START Source records
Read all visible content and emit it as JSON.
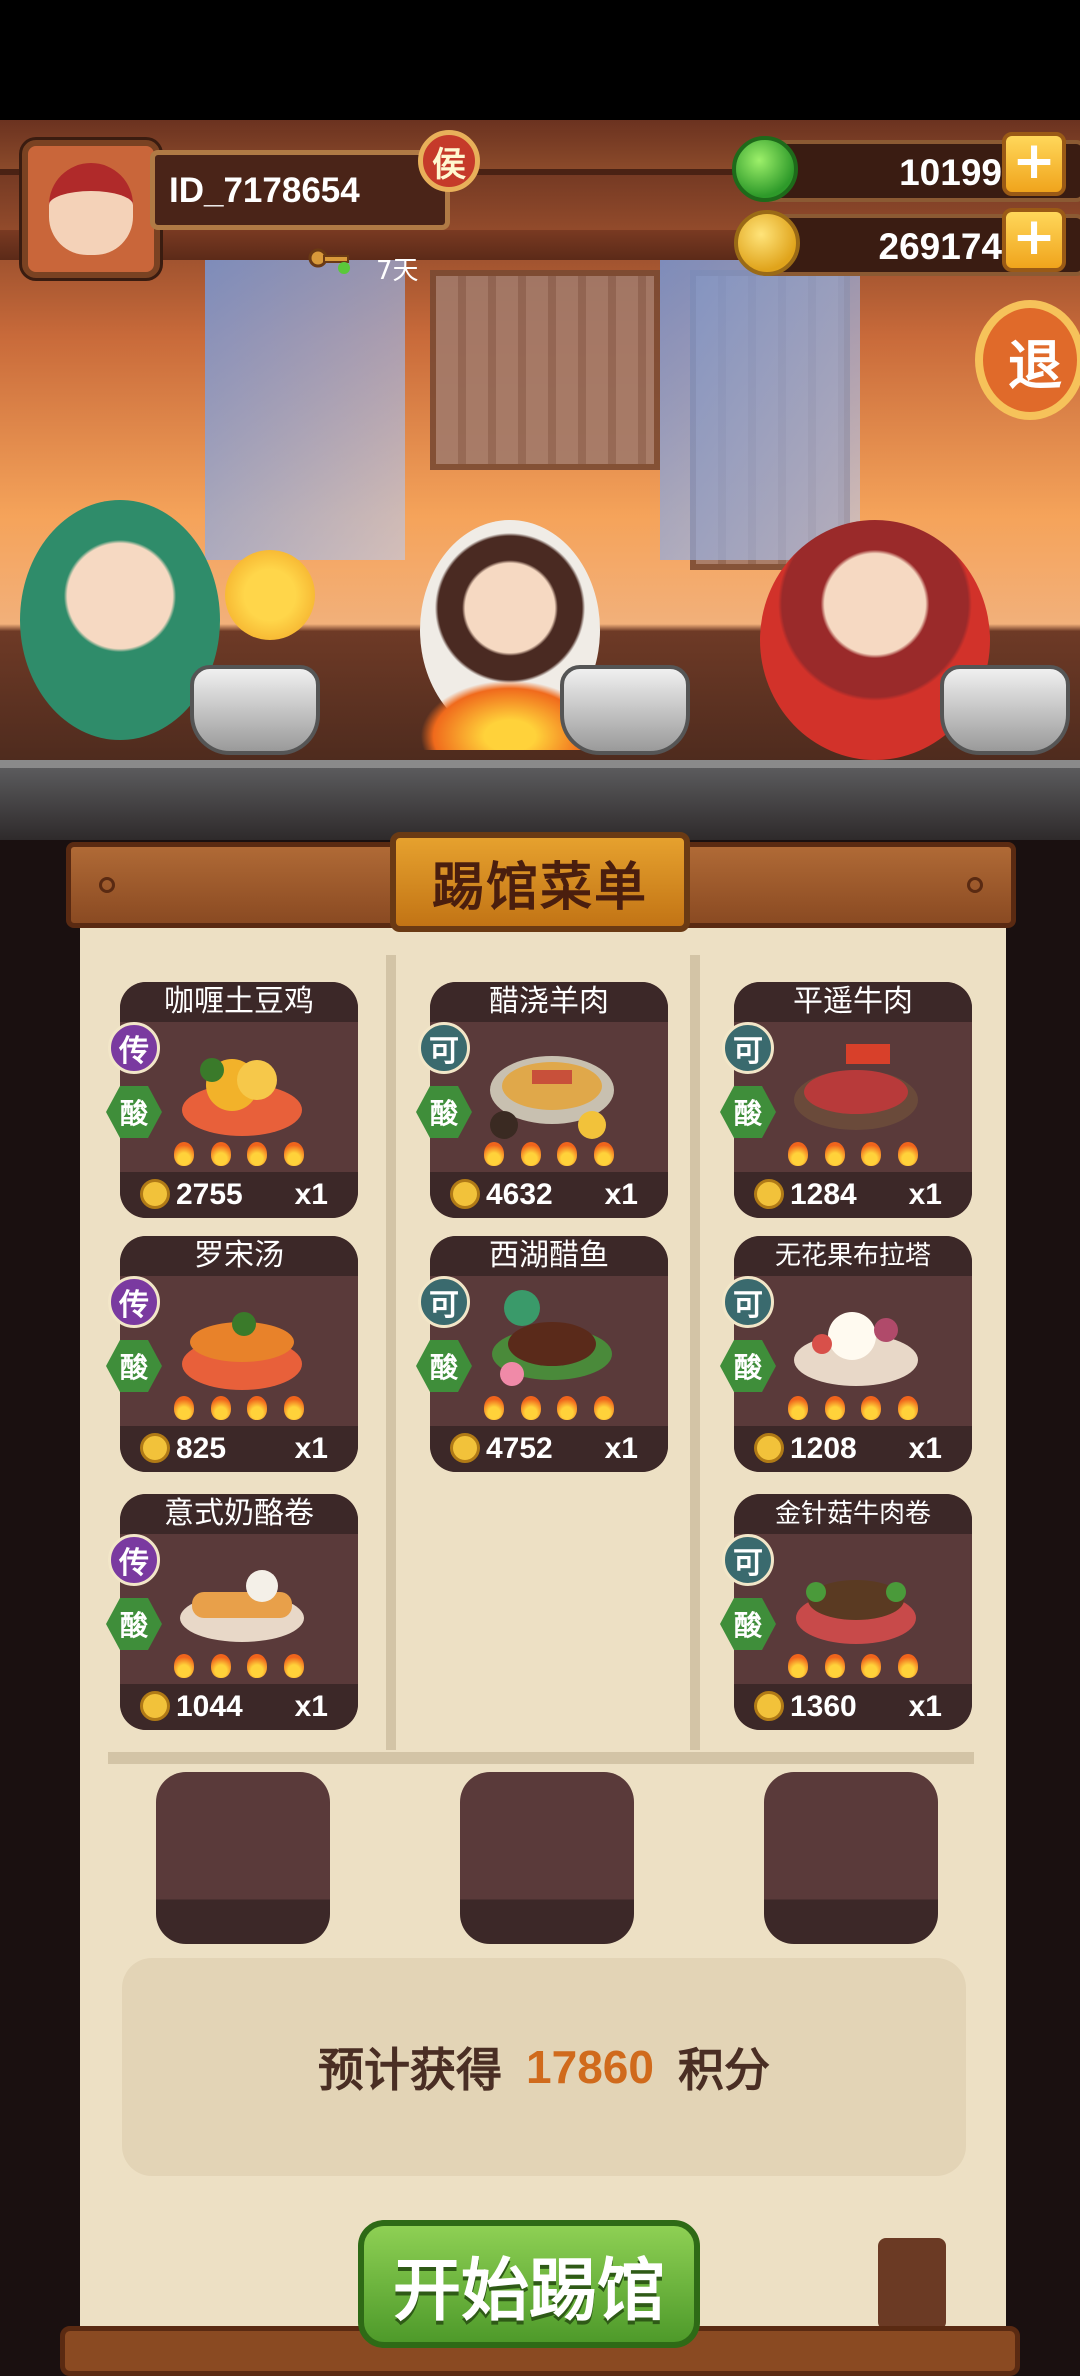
{
  "player": {
    "id": "ID_7178654",
    "badge": "侯",
    "days": "7天"
  },
  "resources": {
    "jade": "10199",
    "coins": "269174",
    "plus": "+"
  },
  "exit_label": "退",
  "menu_title": "踢馆菜单",
  "dishes": [
    {
      "name": "咖喱土豆鸡",
      "rank": "传",
      "taste": "酸",
      "price": "2755",
      "qty": "x1"
    },
    {
      "name": "醋浇羊肉",
      "rank": "可",
      "taste": "酸",
      "price": "4632",
      "qty": "x1"
    },
    {
      "name": "平遥牛肉",
      "rank": "可",
      "taste": "酸",
      "price": "1284",
      "qty": "x1"
    },
    {
      "name": "罗宋汤",
      "rank": "传",
      "taste": "酸",
      "price": "825",
      "qty": "x1"
    },
    {
      "name": "西湖醋鱼",
      "rank": "可",
      "taste": "酸",
      "price": "4752",
      "qty": "x1"
    },
    {
      "name": "无花果布拉塔",
      "rank": "可",
      "taste": "酸",
      "price": "1208",
      "qty": "x1"
    },
    {
      "name": "意式奶酪卷",
      "rank": "传",
      "taste": "酸",
      "price": "1044",
      "qty": "x1"
    },
    {
      "name": "金针菇牛肉卷",
      "rank": "可",
      "taste": "酸",
      "price": "1360",
      "qty": "x1"
    }
  ],
  "score": {
    "prefix": "预计获得",
    "value": "17860",
    "suffix": "积分"
  },
  "start_button": "开始踢馆",
  "colors": {
    "accent_orange": "#d06a1c",
    "start_green": "#6cb63e",
    "panel_bg": "#ede0c4",
    "card_bg": "#5a3a3a"
  },
  "icons": {
    "jade": "jade-icon",
    "coin": "coin-icon",
    "plus": "plus-icon"
  }
}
END Source records
Scan the material above for the string "name" and return the lines that hold it.

• **Result of this task**
      "name": "咖喱土豆鸡",
      "name": "醋浇羊肉",
      "name": "平遥牛肉",
      "name": "罗宋汤",
      "name": "西湖醋鱼",
      "name": "无花果布拉塔",
      "name": "意式奶酪卷",
      "name": "金针菇牛肉卷",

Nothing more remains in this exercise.